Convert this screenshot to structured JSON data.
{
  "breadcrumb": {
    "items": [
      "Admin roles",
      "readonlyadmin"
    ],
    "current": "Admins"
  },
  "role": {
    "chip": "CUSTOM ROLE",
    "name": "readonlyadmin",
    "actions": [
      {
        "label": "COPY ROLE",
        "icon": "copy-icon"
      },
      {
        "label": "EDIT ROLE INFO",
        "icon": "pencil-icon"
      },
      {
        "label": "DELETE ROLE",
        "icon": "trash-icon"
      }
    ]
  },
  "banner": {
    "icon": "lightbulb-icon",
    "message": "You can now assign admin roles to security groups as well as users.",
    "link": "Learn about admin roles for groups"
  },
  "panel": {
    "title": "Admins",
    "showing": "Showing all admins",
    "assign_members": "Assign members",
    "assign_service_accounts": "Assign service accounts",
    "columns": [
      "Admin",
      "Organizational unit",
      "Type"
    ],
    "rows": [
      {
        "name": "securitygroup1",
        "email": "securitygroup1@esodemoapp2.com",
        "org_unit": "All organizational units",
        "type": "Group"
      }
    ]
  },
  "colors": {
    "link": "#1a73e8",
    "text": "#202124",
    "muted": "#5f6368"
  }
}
######
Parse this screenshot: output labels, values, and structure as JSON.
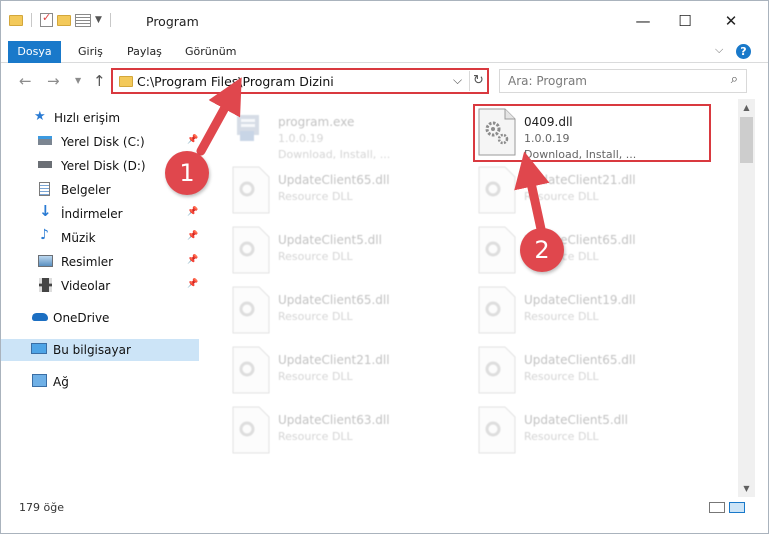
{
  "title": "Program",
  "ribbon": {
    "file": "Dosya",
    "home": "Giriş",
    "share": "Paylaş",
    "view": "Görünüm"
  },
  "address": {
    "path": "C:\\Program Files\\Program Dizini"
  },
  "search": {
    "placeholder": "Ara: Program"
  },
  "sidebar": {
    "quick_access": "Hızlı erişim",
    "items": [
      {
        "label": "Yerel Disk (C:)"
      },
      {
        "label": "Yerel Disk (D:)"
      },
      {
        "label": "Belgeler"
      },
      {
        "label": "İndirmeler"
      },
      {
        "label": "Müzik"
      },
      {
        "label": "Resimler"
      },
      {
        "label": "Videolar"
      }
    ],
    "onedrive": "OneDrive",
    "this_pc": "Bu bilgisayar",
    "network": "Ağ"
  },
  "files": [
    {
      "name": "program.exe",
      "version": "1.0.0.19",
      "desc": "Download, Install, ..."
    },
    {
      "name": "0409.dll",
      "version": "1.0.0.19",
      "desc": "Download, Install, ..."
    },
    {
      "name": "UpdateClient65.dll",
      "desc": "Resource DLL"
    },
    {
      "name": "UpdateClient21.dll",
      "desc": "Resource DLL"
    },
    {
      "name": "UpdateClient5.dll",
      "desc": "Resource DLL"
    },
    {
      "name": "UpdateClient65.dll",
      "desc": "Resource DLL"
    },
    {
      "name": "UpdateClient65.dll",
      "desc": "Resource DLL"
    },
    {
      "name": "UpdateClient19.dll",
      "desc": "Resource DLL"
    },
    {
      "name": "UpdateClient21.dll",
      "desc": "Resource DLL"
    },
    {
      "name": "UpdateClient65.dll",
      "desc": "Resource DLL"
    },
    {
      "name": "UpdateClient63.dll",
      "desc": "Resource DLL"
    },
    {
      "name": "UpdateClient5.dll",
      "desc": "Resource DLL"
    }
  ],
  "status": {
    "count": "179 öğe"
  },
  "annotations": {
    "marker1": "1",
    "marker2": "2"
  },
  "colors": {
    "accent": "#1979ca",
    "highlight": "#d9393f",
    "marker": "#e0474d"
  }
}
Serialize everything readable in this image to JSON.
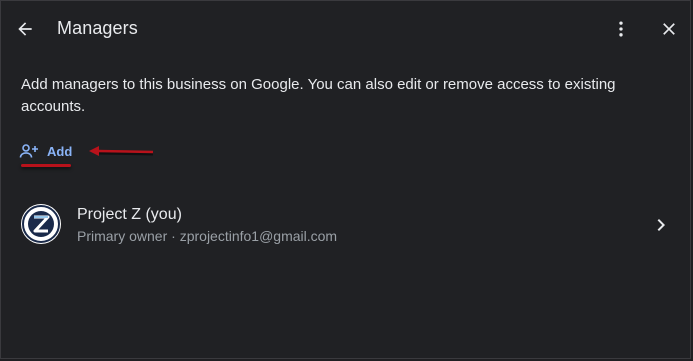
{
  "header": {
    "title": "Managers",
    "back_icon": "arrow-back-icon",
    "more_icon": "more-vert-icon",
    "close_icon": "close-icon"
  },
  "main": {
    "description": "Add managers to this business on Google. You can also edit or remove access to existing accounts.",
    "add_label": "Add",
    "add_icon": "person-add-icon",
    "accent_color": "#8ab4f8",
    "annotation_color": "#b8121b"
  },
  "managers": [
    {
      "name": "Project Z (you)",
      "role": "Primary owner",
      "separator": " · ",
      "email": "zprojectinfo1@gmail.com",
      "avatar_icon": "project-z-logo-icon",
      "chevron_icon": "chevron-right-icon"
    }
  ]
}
######
## What you have to do
Count how many lines of the material hold the string "JSON". Give the number and nothing more.

## Correct response
3